> **Directions for this task**: Set all the material down again unchanged, without the pictures.

> **Supplied material**:
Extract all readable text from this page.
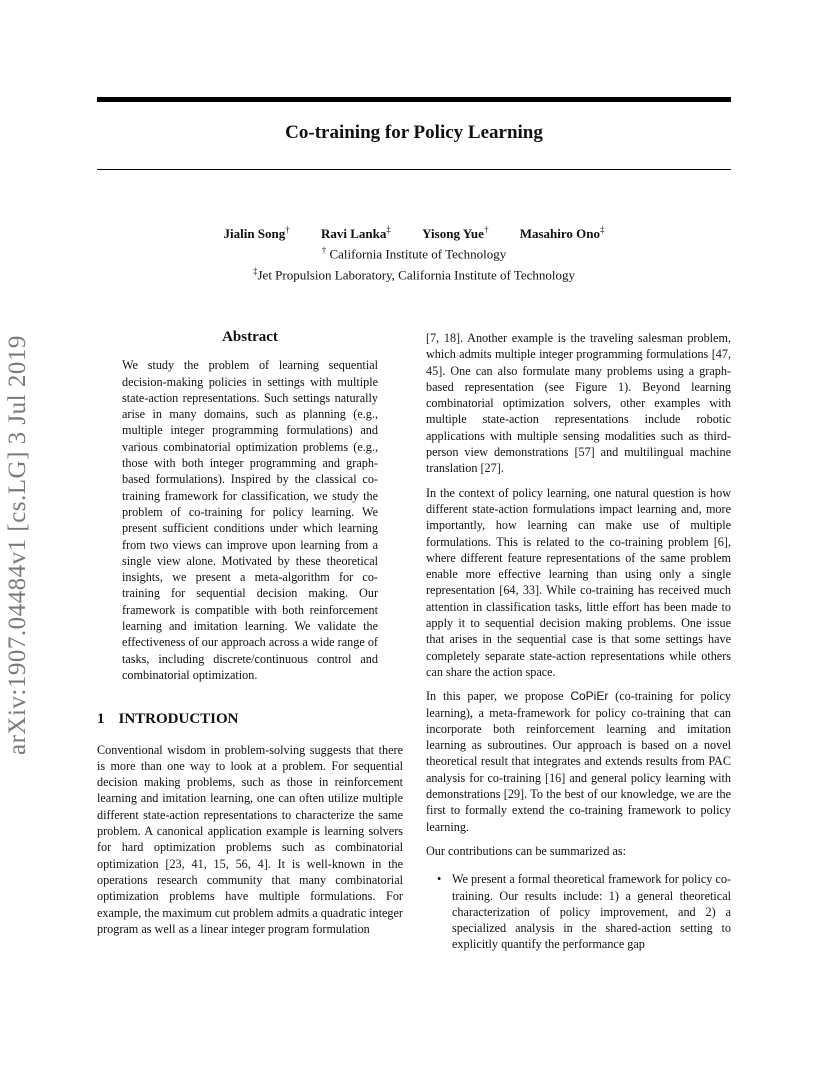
Co-training for Policy Learning
Jialin Song† Ravi Lanka‡ Yisong Yue† Masahiro Ono‡
† California Institute of Technology
‡Jet Propulsion Laboratory, California Institute of Technology
arXiv:1907.04484v1 [cs.LG] 3 Jul 2019	Abstract

We study the problem of learning sequential decision-making policies in settings with multiple state-action representations. Such settings naturally arise in many domains, such as planning (e.g., multiple integer programming formulations) and various combinatorial optimization problems (e.g., those with both integer programming and graph-based formulations). Inspired by the classical co-training framework for classification, we study the problem of co-training for policy learning. We present sufficient conditions under which learning from two views can improve upon learning from a single view alone. Motivated by these theoretical insights, we present a meta-algorithm for co-training for sequential decision making. Our framework is compatible with both reinforcement learning and imitation learning. We validate the effectiveness of our approach across a wide range of tasks, including discrete/continuous control and combinatorial optimization.

1 INTRODUCTION

Conventional wisdom in problem-solving suggests that there is more than one way to look at a problem. For sequential decision making problems, such as those in reinforcement learning and imitation learning, one can often utilize multiple different state-action representations to characterize the same problem. A canonical application example is learning solvers for hard optimization problems such as combinatorial optimization [23, 41, 15, 56, 4]. It is well-known in the operations research community that many combinatorial optimization problems have multiple formulations. For example, the maximum cut problem admits a quadratic integer program as well as a linear integer program formulation

[7, 18]. Another example is the traveling salesman problem, which admits multiple integer programming formulations [47, 45]. One can also formulate many problems using a graph-based representation (see Figure 1). Beyond learning combinatorial optimization solvers, other examples with multiple state-action representations include robotic applications with multiple sensing modalities such as third-person view demonstrations [57] and multilingual machine translation [27].

In the context of policy learning, one natural question is how different state-action formulations impact learning and, more importantly, how learning can make use of multiple formulations. This is related to the co-training problem [6], where different feature representations of the same problem enable more effective learning than using only a single representation [64, 33]. While co-training has received much attention in classification tasks, little effort has been made to apply it to sequential decision making problems. One issue that arises in the sequential case is that some settings have completely separate state-action representations while others can share the action space.

In this paper, we propose CoPiEr (co-training for policy learning), a meta-framework for policy co-training that can incorporate both reinforcement learning and imitation learning as subroutines. Our approach is based on a novel theoretical result that integrates and extends results from PAC analysis for co-training [16] and general policy learning with demonstrations [29]. To the best of our knowledge, we are the first to formally extend the co-training framework to policy learning.

Our contributions can be summarized as:

• We present a formal theoretical framework for policy co-training. Our results include: 1) a general theoretical characterization of policy improvement, and 2) a specialized analysis in the shared-action setting to explicitly quantify the performance gap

> **Result**:
Extract all readable text from this page.
Co-training for Policy Learning
Jialin Song† Ravi Lanka‡ Yisong Yue† Masahiro Ono‡
† California Institute of Technology
‡Jet Propulsion Laboratory, California Institute of Technology
arXiv:1907.04484v1 [cs.LG] 3 Jul 2019	Abstract

We study the problem of learning sequential decision-making policies in settings with multiple state-action representations. Such settings naturally arise in many domains, such as planning (e.g., multiple integer programming formulations) and various combinatorial optimization problems (e.g., those with both integer programming and graph-based formulations). Inspired by the classical co-training framework for classification, we study the problem of co-training for policy learning. We present sufficient conditions under which learning from two views can improve upon learning from a single view alone. Motivated by these theoretical insights, we present a meta-algorithm for co-training for sequential decision making. Our framework is compatible with both reinforcement learning and imitation learning. We validate the effectiveness of our approach across a wide range of tasks, including discrete/continuous control and combinatorial optimization.

1 INTRODUCTION

Conventional wisdom in problem-solving suggests that there is more than one way to look at a problem. For sequential decision making problems, such as those in reinforcement learning and imitation learning, one can often utilize multiple different state-action representations to characterize the same problem. A canonical application example is learning solvers for hard optimization problems such as combinatorial optimization [23, 41, 15, 56, 4]. It is well-known in the operations research community that many combinatorial optimization problems have multiple formulations. For example, the maximum cut problem admits a quadratic integer program as well as a linear integer program formulation

[7, 18]. Another example is the traveling salesman problem, which admits multiple integer programming formulations [47, 45]. One can also formulate many problems using a graph-based representation (see Figure 1). Beyond learning combinatorial optimization solvers, other examples with multiple state-action representations include robotic applications with multiple sensing modalities such as third-person view demonstrations [57] and multilingual machine translation [27].

In the context of policy learning, one natural question is how different state-action formulations impact learning and, more importantly, how learning can make use of multiple formulations. This is related to the co-training problem [6], where different feature representations of the same problem enable more effective learning than using only a single representation [64, 33]. While co-training has received much attention in classification tasks, little effort has been made to apply it to sequential decision making problems. One issue that arises in the sequential case is that some settings have completely separate state-action representations while others can share the action space.

In this paper, we propose CoPiEr (co-training for policy learning), a meta-framework for policy co-training that can incorporate both reinforcement learning and imitation learning as subroutines. Our approach is based on a novel theoretical result that integrates and extends results from PAC analysis for co-training [16] and general policy learning with demonstrations [29]. To the best of our knowledge, we are the first to formally extend the co-training framework to policy learning.

Our contributions can be summarized as:

• We present a formal theoretical framework for policy co-training. Our results include: 1) a general theoretical characterization of policy improvement, and 2) a specialized analysis in the shared-action setting to explicitly quantify the performance gap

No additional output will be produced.